> **Problem to solve**
Pick out and copy every line below that has the word "name".

(Stored records)
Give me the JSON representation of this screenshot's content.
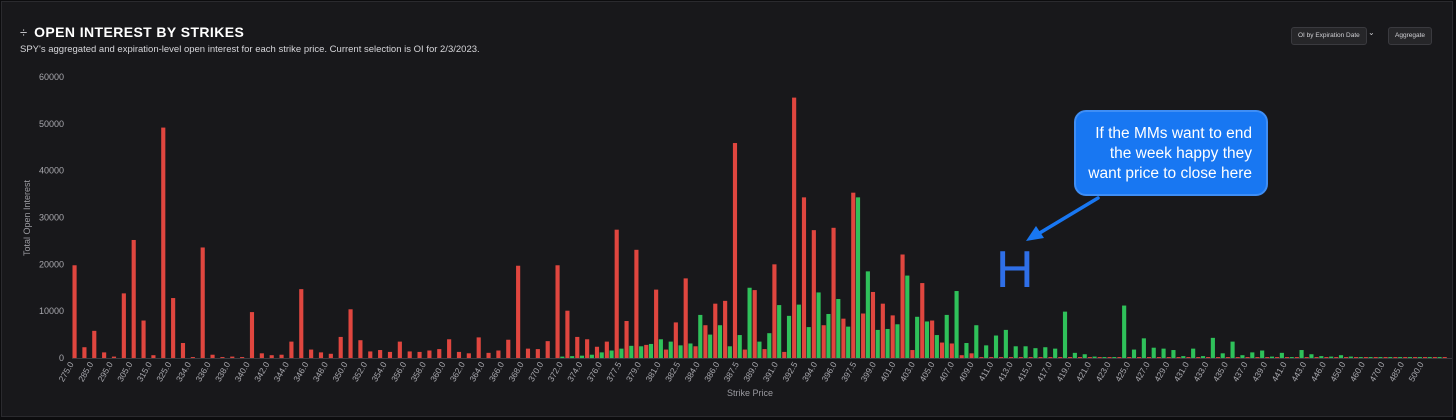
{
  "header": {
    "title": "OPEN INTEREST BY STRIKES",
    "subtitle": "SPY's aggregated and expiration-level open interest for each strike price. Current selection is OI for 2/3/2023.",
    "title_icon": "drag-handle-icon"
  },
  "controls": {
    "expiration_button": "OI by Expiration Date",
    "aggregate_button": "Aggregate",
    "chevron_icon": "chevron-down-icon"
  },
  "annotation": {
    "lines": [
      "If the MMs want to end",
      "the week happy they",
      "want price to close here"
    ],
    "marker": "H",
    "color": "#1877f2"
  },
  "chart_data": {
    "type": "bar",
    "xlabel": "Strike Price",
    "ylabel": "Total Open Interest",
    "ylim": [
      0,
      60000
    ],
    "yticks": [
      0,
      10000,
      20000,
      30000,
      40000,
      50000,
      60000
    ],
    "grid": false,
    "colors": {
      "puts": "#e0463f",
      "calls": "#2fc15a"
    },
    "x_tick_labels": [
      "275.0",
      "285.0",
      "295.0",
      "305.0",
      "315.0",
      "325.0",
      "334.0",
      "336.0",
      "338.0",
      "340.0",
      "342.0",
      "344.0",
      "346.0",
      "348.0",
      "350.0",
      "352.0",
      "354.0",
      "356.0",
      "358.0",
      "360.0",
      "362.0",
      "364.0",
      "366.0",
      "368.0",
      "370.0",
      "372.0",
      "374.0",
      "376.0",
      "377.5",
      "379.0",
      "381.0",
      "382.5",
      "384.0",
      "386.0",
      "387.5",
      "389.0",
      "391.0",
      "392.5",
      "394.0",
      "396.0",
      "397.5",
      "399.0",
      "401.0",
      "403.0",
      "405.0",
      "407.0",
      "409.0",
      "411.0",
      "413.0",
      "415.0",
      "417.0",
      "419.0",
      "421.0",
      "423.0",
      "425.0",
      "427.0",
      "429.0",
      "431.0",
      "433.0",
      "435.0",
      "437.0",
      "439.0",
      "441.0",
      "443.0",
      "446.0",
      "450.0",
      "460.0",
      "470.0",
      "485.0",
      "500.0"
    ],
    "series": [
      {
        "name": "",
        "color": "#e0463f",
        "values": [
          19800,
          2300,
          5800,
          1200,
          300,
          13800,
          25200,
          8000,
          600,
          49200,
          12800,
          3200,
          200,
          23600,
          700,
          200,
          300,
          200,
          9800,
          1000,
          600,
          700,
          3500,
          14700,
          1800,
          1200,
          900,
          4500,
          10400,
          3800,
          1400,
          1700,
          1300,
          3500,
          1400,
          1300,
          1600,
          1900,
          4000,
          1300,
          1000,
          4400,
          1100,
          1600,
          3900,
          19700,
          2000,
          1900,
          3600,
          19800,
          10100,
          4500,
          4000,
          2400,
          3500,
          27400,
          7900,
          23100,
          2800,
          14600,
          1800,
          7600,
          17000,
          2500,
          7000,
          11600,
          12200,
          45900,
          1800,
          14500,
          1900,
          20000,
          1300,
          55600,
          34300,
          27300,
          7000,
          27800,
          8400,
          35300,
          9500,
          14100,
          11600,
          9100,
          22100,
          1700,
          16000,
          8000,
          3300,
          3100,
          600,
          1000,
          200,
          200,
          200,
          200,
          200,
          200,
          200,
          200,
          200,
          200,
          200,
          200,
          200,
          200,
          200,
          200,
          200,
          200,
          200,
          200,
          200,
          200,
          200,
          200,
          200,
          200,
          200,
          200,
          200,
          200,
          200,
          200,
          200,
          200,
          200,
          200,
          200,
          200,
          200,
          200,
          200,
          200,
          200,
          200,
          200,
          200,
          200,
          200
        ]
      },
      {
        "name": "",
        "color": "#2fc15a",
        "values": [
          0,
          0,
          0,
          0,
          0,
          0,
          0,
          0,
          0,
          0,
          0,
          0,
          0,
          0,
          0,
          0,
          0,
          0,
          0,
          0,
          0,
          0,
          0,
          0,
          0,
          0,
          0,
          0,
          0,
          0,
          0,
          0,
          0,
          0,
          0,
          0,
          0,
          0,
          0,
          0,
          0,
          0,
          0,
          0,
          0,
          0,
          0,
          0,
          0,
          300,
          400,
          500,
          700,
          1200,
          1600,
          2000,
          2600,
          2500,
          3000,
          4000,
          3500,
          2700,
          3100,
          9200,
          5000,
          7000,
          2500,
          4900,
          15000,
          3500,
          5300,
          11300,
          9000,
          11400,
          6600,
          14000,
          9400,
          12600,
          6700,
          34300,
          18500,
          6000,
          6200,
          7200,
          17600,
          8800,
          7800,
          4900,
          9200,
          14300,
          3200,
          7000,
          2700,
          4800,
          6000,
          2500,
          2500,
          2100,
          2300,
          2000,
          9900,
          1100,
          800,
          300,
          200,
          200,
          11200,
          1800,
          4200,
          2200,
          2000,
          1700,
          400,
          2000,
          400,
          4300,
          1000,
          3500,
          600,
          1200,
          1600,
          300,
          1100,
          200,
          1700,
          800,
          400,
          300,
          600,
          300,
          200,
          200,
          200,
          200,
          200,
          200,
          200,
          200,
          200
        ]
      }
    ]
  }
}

---

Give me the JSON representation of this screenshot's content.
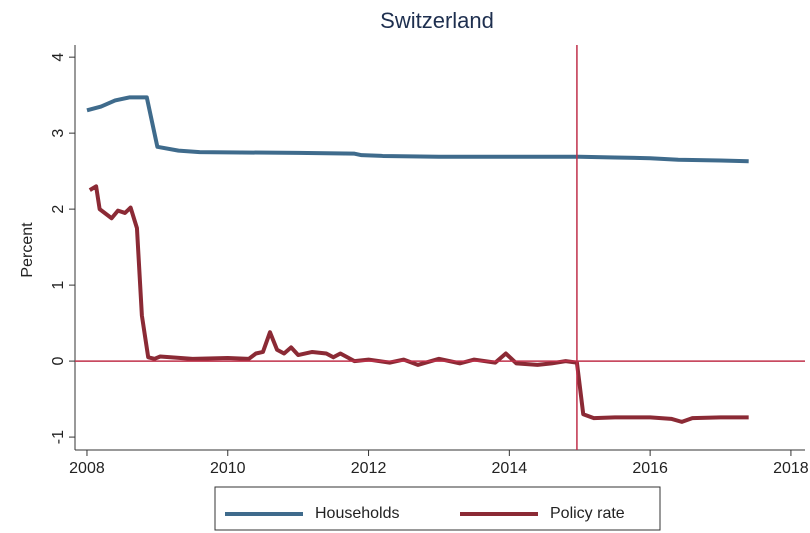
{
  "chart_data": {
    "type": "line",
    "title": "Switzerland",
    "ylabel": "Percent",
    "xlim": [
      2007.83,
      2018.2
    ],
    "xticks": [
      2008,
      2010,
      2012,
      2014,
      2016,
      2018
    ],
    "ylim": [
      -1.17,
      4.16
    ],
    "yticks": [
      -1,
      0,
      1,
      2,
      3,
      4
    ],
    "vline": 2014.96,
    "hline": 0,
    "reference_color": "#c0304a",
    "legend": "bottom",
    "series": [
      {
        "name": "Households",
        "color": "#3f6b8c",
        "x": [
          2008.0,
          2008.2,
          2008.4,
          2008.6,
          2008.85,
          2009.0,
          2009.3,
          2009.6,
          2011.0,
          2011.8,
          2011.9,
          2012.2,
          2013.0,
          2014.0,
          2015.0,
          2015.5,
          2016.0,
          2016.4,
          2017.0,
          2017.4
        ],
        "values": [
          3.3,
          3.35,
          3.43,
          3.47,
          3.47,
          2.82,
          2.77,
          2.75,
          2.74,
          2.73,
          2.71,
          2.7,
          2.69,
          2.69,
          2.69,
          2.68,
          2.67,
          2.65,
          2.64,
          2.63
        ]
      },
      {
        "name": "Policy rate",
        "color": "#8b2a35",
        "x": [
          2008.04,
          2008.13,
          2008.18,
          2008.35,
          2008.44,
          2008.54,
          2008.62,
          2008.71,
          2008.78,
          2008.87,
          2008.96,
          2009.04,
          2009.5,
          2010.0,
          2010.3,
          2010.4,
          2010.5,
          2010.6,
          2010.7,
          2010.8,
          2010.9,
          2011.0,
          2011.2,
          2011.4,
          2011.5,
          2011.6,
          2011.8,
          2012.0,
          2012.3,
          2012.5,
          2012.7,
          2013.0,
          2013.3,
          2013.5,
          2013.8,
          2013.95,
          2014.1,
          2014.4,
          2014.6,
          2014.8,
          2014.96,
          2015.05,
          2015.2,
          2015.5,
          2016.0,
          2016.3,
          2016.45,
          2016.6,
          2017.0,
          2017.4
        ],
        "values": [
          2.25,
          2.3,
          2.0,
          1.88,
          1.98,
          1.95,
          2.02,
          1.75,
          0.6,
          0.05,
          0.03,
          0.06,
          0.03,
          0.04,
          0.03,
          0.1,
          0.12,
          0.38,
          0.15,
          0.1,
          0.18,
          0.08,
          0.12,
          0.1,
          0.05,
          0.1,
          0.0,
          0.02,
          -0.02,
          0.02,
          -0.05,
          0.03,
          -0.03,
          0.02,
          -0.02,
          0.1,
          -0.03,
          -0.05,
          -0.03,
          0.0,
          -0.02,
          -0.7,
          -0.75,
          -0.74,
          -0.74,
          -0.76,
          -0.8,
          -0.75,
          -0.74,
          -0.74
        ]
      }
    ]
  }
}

* * *

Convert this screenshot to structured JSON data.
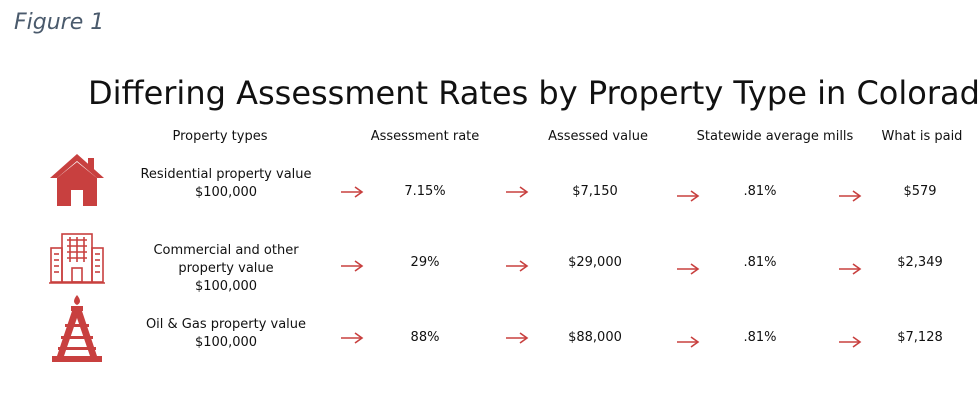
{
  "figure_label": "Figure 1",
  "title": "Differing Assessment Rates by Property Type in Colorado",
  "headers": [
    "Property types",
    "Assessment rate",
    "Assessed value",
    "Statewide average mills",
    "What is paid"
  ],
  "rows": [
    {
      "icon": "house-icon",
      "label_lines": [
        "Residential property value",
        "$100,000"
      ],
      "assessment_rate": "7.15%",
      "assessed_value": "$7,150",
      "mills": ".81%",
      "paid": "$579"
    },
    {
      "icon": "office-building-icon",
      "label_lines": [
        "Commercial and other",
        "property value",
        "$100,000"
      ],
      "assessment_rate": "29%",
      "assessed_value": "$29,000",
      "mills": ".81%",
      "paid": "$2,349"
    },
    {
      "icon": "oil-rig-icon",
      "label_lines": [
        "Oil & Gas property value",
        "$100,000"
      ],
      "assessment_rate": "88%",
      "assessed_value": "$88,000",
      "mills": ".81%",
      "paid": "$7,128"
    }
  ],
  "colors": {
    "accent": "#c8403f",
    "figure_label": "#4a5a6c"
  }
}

> **Output below**
        "name": "",
        "name": "",
        "name": "Households",
        "name": "Policy rate",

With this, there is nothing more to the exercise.